- [WORK TO COMPLETE]: Return each line of the listing below that contains the string "最后访问", treating uppercase and lowercase as different.

-*-

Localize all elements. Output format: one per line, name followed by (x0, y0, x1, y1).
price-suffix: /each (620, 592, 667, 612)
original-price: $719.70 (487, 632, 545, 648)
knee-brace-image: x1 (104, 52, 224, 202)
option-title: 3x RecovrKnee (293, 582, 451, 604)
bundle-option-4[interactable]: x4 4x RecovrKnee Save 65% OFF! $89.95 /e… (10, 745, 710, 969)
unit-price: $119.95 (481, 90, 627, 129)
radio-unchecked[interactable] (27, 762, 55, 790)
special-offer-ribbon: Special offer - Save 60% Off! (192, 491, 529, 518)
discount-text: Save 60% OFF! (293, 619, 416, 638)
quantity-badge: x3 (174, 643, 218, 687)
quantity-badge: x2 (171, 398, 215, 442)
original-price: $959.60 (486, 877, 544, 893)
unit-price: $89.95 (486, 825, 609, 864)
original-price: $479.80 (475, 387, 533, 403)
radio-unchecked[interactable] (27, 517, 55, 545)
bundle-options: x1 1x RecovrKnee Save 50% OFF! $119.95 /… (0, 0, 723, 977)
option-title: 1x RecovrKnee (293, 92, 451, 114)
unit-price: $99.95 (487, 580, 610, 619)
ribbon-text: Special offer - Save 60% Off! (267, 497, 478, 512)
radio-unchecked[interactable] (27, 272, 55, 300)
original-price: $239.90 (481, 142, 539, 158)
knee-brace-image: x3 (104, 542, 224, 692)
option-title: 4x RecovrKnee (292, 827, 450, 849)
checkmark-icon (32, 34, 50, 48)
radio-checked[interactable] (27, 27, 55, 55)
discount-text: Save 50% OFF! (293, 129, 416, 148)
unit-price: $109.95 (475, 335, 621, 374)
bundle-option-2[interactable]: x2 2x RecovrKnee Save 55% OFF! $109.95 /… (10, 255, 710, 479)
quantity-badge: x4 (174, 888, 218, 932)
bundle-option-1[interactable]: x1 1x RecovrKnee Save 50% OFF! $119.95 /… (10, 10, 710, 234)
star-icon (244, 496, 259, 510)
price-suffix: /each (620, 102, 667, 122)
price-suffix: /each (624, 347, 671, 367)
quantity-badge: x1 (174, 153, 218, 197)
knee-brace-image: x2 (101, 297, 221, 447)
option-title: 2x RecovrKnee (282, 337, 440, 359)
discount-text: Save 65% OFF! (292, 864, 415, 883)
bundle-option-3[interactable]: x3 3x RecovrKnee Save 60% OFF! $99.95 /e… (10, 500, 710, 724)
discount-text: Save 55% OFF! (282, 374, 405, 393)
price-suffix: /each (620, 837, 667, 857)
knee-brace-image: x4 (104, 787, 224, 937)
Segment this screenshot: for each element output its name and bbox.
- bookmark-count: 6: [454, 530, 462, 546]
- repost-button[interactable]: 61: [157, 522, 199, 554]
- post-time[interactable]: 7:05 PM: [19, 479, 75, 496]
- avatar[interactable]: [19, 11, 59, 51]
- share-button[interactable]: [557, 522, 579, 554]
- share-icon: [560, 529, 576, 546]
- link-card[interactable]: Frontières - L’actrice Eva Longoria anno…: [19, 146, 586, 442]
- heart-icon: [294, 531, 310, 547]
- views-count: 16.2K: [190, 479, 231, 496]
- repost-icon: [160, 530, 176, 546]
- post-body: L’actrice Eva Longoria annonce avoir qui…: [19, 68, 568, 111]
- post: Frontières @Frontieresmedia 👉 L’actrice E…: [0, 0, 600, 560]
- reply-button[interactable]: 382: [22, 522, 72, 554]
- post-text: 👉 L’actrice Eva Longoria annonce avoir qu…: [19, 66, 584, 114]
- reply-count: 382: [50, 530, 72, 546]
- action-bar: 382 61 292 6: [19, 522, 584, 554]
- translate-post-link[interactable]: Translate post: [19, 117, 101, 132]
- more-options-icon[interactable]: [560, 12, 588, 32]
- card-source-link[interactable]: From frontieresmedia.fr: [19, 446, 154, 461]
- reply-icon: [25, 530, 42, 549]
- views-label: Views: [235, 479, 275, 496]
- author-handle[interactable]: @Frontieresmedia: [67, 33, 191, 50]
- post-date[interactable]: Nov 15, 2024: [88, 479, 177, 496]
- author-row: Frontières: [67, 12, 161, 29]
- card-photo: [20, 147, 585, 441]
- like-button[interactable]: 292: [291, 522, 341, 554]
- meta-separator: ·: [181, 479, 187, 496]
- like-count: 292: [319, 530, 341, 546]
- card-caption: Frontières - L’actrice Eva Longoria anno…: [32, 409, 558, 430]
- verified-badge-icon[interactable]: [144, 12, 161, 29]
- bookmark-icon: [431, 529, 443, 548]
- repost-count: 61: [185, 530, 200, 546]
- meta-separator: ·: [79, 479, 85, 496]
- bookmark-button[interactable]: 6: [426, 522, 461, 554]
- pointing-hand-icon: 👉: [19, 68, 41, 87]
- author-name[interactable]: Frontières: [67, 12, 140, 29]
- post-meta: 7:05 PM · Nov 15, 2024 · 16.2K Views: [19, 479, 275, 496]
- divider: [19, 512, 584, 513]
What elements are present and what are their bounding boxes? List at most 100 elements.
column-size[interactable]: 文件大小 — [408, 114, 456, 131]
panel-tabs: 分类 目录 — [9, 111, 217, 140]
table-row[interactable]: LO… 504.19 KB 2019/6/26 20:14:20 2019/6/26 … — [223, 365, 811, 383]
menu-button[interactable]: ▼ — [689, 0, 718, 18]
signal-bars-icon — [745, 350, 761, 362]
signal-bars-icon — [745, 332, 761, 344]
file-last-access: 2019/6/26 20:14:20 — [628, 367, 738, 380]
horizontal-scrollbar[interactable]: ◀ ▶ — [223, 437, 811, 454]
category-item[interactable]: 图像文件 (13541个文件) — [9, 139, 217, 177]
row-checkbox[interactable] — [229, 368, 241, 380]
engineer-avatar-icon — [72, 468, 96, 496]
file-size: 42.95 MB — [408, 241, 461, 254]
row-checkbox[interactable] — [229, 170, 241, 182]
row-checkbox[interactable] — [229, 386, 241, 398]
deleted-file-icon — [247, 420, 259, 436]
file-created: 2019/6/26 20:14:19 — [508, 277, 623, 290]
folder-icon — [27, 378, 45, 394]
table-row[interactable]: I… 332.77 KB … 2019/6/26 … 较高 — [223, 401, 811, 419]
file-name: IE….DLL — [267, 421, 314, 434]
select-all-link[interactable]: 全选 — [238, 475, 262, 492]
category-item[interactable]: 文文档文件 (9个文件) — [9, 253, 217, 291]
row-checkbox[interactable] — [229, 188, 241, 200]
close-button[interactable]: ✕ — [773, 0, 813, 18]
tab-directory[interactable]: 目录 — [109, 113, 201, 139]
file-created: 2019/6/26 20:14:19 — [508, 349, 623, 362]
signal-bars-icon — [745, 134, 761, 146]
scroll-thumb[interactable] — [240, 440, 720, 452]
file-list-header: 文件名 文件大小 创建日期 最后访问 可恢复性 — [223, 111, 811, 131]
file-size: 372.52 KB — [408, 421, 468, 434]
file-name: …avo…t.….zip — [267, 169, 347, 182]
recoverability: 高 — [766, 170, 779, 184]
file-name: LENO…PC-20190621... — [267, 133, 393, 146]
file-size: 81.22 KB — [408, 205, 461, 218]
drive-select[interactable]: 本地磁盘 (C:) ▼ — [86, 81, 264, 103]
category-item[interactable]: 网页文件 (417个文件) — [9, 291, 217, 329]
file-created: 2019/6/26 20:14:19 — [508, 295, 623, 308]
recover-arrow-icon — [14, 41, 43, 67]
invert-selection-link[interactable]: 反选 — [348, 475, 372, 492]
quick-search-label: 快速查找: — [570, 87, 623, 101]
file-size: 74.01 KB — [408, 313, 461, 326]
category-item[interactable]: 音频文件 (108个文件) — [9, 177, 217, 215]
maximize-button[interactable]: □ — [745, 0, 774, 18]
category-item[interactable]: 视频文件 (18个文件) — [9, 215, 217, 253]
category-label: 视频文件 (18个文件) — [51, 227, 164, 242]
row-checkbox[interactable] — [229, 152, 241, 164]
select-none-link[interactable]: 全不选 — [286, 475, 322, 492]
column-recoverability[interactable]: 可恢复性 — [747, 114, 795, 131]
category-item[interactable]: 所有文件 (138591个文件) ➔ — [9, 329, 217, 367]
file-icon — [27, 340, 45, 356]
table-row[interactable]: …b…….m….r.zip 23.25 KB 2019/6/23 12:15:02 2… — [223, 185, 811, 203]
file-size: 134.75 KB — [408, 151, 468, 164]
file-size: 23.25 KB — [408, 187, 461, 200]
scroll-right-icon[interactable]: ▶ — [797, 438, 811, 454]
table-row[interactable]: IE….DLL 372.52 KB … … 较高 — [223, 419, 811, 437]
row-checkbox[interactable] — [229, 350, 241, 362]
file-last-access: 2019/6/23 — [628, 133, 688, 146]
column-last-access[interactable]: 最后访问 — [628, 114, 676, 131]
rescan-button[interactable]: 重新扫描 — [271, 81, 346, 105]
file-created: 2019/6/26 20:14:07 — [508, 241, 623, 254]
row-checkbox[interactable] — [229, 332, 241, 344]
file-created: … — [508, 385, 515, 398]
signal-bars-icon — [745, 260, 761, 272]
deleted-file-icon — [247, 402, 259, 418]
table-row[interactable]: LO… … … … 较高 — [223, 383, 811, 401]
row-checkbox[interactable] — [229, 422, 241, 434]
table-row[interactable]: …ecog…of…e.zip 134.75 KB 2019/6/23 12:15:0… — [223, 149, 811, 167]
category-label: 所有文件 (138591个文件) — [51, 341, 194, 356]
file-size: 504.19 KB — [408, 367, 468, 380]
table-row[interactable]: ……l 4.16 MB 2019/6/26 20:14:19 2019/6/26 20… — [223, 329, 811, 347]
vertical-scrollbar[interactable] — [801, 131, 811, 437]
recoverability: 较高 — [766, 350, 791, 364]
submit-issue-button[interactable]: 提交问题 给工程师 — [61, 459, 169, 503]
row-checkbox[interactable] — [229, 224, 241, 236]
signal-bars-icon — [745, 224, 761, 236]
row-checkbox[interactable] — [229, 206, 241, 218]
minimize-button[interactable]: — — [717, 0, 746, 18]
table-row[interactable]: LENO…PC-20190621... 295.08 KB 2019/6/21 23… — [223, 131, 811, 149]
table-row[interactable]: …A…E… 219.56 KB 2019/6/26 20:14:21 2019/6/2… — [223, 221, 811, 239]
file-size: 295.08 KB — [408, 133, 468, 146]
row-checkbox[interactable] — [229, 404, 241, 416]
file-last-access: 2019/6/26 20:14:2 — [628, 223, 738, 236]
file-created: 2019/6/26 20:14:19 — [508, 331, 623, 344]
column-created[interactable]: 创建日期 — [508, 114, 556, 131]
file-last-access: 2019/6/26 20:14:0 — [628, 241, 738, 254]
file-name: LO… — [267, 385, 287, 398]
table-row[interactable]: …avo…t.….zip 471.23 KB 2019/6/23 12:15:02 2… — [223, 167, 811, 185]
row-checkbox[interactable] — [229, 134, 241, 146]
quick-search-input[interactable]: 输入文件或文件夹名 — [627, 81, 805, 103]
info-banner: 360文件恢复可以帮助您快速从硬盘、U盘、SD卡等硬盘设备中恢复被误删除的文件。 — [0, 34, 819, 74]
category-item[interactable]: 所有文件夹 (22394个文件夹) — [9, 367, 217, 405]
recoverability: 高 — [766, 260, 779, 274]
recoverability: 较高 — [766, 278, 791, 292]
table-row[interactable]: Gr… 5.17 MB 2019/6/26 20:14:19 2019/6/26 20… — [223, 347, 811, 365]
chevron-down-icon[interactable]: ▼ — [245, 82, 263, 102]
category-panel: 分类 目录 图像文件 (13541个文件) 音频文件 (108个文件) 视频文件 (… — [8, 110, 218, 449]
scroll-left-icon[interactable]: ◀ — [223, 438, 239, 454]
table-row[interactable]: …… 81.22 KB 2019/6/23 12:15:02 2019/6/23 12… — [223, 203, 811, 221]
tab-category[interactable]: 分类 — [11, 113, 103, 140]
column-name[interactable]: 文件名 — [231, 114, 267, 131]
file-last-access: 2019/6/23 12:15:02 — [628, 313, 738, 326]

-*-

- [SOLUTION TO THE PROBLEM]:
file-list-header: 文件名 文件大小 创建日期 最后访问 可恢复性 — [223, 111, 811, 131]
column-last-access[interactable]: 最后访问 — [628, 114, 676, 131]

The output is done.